Exercise prompt =
Answer with nothing except the number of lines that contain the word "only".

Input rows =
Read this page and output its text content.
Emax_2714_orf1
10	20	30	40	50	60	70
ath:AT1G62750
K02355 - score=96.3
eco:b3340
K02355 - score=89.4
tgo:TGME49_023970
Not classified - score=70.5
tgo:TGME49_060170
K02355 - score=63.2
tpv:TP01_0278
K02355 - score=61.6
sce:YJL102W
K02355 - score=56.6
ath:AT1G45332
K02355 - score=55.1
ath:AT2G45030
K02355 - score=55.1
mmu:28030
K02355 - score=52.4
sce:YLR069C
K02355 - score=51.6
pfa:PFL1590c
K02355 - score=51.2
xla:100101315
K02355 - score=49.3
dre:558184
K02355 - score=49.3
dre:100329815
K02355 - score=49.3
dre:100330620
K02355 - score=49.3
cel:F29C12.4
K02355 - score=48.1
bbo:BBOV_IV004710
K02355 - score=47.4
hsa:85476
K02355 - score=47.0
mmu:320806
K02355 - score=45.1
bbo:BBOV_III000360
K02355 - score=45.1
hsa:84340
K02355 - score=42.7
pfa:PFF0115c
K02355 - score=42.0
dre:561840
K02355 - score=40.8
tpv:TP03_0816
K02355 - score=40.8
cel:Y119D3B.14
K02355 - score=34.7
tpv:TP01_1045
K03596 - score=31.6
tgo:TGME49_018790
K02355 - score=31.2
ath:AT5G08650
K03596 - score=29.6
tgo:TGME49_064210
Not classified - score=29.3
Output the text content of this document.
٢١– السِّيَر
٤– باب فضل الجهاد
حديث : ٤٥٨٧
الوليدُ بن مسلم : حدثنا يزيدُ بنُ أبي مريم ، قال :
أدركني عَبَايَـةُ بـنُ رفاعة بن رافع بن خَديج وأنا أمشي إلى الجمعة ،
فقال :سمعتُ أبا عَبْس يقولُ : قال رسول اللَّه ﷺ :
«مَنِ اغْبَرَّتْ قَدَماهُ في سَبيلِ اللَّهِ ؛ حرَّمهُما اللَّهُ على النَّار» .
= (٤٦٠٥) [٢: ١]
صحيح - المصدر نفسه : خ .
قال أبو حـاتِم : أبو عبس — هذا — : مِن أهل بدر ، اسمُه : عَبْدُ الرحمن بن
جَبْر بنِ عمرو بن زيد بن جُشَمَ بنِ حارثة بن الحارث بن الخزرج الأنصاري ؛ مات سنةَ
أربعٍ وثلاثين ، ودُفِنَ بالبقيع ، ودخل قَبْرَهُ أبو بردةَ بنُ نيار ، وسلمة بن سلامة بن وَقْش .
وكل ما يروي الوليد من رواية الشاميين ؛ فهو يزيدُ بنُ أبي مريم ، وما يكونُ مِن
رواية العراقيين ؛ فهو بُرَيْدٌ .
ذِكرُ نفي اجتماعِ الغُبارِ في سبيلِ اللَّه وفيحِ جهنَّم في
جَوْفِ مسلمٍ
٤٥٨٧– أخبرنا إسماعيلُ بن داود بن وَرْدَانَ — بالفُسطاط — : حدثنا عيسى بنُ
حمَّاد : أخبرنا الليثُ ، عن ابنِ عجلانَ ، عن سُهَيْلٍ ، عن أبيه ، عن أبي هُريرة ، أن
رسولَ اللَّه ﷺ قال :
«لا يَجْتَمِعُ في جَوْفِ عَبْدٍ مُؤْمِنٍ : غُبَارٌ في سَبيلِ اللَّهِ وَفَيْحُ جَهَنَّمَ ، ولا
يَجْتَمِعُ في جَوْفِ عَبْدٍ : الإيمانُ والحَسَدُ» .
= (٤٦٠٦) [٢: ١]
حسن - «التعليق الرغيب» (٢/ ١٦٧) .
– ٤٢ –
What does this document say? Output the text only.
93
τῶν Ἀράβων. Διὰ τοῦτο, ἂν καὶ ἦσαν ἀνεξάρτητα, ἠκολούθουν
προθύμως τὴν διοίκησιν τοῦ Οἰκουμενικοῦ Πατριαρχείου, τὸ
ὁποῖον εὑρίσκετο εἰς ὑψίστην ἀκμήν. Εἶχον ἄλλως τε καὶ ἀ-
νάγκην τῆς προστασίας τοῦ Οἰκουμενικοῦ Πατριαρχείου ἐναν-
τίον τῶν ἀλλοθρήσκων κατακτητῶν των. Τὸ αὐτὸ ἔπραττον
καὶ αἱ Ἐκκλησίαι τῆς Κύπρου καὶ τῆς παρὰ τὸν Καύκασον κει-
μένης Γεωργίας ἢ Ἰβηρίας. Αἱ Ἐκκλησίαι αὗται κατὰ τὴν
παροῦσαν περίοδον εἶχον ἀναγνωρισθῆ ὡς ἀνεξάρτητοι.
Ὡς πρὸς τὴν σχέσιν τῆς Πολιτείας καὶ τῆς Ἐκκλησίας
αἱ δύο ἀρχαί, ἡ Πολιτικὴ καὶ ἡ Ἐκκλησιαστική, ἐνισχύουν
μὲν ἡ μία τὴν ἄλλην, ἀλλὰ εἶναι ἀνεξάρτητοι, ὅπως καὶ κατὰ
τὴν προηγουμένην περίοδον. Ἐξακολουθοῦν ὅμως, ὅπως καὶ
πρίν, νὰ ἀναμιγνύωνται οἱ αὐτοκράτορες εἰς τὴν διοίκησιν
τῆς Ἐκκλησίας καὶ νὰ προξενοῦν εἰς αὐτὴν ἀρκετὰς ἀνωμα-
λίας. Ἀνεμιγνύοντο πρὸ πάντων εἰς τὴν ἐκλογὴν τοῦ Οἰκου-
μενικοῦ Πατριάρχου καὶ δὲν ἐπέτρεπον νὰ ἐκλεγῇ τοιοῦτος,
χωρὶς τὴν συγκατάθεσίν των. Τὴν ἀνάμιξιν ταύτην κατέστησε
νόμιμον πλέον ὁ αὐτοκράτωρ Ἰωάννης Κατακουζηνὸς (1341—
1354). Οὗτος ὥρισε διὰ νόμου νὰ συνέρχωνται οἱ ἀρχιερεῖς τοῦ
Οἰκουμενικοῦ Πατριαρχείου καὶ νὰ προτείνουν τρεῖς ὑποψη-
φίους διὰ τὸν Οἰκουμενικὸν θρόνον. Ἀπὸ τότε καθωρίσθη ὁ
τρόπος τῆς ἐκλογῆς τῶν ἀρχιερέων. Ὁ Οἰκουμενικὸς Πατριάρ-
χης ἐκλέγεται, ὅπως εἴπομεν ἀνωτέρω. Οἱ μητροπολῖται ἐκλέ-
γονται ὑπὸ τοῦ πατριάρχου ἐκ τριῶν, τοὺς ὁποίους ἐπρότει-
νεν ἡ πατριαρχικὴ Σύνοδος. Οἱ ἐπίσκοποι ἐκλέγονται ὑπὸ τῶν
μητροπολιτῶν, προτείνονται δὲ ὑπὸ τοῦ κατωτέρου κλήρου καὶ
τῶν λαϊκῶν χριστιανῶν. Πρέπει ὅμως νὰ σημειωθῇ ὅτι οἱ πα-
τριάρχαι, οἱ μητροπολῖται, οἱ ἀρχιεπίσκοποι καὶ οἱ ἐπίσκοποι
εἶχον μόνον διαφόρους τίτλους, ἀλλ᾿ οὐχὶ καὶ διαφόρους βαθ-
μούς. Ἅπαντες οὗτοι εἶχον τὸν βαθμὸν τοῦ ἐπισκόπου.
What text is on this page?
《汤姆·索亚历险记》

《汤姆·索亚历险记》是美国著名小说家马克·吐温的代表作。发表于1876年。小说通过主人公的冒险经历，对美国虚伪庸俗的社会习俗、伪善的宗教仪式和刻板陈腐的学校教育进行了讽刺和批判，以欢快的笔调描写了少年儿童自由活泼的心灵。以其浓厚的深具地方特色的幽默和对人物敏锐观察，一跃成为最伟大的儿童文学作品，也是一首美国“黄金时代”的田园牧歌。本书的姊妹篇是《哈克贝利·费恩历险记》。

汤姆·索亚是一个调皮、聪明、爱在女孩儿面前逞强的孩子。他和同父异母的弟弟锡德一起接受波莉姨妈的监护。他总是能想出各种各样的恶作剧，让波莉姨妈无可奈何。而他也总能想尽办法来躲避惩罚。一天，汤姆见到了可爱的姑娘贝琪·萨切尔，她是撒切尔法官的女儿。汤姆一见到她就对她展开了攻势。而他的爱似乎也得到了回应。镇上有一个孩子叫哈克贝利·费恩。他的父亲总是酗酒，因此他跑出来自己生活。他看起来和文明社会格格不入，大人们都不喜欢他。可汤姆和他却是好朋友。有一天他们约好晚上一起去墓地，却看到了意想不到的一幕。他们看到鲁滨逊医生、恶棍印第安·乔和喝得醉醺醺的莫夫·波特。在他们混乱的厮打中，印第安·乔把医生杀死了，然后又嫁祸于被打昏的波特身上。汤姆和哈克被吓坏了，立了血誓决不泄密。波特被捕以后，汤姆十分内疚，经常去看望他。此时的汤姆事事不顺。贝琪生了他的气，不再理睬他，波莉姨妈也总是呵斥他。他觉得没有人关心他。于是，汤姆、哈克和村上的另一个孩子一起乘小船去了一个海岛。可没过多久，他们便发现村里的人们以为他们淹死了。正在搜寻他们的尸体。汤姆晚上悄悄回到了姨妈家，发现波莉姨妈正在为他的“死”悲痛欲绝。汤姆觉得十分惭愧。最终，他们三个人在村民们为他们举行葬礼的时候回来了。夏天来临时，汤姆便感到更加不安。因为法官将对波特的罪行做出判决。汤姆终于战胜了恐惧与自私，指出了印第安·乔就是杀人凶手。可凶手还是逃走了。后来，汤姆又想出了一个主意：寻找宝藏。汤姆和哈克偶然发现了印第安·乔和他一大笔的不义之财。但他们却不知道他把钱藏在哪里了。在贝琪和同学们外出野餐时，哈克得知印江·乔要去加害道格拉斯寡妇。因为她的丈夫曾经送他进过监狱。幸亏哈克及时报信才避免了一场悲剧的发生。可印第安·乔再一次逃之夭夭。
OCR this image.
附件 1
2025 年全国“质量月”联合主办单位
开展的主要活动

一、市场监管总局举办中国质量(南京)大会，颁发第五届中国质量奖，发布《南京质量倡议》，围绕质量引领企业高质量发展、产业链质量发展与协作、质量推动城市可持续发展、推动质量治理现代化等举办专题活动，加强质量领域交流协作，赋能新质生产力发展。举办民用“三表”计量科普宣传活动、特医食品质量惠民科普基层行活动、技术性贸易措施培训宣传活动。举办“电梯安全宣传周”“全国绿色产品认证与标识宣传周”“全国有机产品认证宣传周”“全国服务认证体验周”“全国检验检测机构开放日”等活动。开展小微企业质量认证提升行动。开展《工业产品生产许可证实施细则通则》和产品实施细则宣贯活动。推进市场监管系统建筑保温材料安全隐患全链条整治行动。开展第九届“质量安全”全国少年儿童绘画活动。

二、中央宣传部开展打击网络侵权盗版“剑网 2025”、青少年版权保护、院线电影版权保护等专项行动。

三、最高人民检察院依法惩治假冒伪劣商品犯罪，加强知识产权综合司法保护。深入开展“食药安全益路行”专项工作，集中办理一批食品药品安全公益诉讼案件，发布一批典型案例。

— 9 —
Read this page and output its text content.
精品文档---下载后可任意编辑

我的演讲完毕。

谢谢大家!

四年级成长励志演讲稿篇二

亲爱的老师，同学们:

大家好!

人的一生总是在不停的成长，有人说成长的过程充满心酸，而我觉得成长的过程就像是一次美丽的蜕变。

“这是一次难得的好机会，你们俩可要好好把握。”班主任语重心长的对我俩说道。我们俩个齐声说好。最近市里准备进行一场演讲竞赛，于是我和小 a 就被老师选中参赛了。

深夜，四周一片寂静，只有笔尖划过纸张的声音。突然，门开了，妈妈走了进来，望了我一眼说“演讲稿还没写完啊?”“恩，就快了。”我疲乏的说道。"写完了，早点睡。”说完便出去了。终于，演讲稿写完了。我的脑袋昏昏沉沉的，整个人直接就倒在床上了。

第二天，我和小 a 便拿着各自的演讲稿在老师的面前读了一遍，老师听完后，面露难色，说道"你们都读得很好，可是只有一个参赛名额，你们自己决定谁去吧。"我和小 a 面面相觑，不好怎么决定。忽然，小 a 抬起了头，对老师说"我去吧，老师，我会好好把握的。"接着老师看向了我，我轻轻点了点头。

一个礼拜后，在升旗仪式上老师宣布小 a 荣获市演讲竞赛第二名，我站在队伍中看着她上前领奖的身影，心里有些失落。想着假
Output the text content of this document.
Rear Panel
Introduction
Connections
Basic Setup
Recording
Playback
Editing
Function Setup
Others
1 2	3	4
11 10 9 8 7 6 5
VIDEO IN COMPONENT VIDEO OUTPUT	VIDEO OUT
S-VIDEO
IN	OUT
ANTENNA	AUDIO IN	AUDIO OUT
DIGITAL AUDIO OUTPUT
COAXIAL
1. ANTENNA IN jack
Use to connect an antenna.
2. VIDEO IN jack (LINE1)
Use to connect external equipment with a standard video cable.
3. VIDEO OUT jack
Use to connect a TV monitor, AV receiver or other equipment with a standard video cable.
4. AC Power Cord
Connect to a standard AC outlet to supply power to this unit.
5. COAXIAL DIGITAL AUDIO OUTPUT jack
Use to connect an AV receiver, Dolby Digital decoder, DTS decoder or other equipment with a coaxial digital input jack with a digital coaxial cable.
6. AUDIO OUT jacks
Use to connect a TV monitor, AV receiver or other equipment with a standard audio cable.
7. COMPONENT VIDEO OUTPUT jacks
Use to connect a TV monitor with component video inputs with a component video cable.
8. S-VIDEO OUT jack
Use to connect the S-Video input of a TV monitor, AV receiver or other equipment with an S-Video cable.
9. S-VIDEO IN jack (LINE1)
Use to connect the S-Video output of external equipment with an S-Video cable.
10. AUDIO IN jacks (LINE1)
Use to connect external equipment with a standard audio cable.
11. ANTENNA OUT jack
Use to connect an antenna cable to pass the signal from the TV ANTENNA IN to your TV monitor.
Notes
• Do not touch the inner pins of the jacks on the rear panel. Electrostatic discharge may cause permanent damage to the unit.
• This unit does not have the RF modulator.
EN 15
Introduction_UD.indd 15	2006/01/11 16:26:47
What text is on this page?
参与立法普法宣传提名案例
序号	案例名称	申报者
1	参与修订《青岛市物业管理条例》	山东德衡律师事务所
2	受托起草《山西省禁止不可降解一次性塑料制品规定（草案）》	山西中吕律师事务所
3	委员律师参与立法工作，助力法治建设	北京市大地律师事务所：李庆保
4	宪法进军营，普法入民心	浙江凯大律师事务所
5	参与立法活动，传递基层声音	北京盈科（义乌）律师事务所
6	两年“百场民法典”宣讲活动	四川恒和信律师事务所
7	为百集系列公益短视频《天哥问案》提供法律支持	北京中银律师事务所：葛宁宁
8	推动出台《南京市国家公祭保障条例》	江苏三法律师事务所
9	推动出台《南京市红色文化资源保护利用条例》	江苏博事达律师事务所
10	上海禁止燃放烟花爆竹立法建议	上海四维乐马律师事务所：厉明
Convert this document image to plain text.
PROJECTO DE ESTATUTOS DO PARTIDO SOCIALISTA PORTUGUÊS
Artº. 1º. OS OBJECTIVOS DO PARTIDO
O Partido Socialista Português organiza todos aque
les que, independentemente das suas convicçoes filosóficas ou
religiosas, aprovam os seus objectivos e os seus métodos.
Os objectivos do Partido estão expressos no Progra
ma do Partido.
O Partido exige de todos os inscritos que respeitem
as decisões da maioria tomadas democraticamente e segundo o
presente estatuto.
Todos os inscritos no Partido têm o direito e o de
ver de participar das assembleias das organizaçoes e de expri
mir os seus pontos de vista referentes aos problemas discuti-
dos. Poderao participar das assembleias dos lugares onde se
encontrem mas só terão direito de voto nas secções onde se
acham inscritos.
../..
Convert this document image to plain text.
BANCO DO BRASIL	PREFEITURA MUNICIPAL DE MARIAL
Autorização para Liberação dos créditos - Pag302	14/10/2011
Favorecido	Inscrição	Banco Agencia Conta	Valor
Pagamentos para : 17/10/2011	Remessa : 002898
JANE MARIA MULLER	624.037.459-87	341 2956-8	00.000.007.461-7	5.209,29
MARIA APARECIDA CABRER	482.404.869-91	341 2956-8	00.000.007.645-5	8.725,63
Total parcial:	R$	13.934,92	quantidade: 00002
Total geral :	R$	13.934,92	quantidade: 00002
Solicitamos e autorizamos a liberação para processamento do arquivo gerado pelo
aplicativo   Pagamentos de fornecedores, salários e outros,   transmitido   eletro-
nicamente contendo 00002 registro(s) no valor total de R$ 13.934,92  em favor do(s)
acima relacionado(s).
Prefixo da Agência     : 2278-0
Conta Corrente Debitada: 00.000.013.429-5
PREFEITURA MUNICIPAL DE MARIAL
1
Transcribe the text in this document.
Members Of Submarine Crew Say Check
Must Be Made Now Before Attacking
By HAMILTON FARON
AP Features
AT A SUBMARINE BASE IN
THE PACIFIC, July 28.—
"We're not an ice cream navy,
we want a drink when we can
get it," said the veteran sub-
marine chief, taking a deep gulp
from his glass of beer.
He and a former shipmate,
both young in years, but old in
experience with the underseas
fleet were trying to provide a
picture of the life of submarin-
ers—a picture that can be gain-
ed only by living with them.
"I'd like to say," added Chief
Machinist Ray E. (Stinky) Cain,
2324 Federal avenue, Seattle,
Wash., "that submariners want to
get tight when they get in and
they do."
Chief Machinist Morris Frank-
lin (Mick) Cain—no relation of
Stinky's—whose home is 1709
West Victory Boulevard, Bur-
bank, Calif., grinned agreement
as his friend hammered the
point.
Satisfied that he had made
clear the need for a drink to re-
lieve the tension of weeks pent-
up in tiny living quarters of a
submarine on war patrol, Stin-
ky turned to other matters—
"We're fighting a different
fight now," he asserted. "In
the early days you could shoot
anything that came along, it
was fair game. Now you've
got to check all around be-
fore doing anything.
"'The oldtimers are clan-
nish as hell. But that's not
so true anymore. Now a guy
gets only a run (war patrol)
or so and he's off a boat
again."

Full response =
3